## THE EXERCISE:
Without changing a character, return the entries, but not the images they hold.

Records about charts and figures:
>> START
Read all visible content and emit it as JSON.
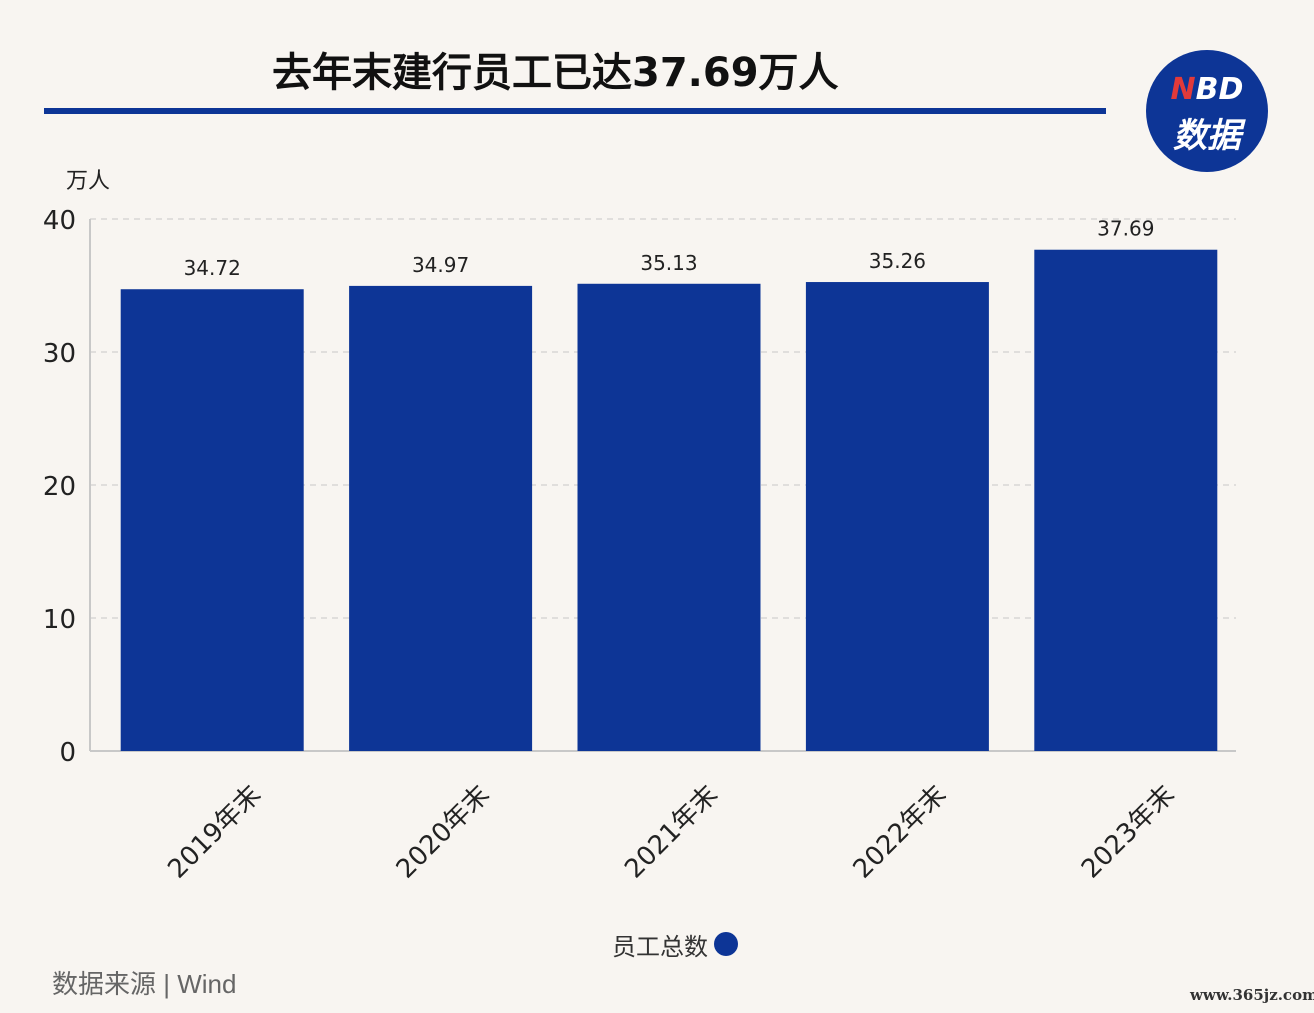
{
  "chart_data": {
    "type": "bar",
    "title": "去年末建行员工已达37.69万人",
    "ylabel": "万人",
    "categories": [
      "2019年末",
      "2020年末",
      "2021年末",
      "2022年末",
      "2023年末"
    ],
    "series": [
      {
        "name": "员工总数",
        "values": [
          34.72,
          34.97,
          35.13,
          35.26,
          37.69
        ]
      }
    ],
    "data_labels": [
      "34.72",
      "34.97",
      "35.13",
      "35.26",
      "37.69"
    ],
    "ylim": [
      0,
      40
    ],
    "yticks": [
      0,
      10,
      20,
      30,
      40
    ],
    "grid": "horizontal dashed",
    "legend": "bottom-center",
    "bar_color": "#0d3596"
  },
  "logo": {
    "line1_n": "N",
    "line1_rest": "BD",
    "line2": "数据"
  },
  "source": "数据来源 | Wind",
  "watermark_site": "www.365jz.com",
  "colors": {
    "background": "#f8f5f1",
    "accent": "#0d3596"
  }
}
>> END
## CORRECT OUTPUT:
Read all visible content and emit it as JSON.
{
  "chart_data": {
    "type": "bar",
    "title": "去年末建行员工已达37.69万人",
    "ylabel": "万人",
    "categories": [
      "2019年末",
      "2020年末",
      "2021年末",
      "2022年末",
      "2023年末"
    ],
    "series": [
      {
        "name": "员工总数",
        "values": [
          34.72,
          34.97,
          35.13,
          35.26,
          37.69
        ]
      }
    ],
    "data_labels": [
      "34.72",
      "34.97",
      "35.13",
      "35.26",
      "37.69"
    ],
    "ylim": [
      0,
      40
    ],
    "yticks": [
      0,
      10,
      20,
      30,
      40
    ],
    "grid": "horizontal dashed",
    "legend": "bottom-center",
    "bar_color": "#0d3596"
  },
  "logo": {
    "line1_n": "N",
    "line1_rest": "BD",
    "line2": "数据"
  },
  "source": "数据来源 | Wind",
  "watermark_site": "www.365jz.com",
  "colors": {
    "background": "#f8f5f1",
    "accent": "#0d3596"
  }
}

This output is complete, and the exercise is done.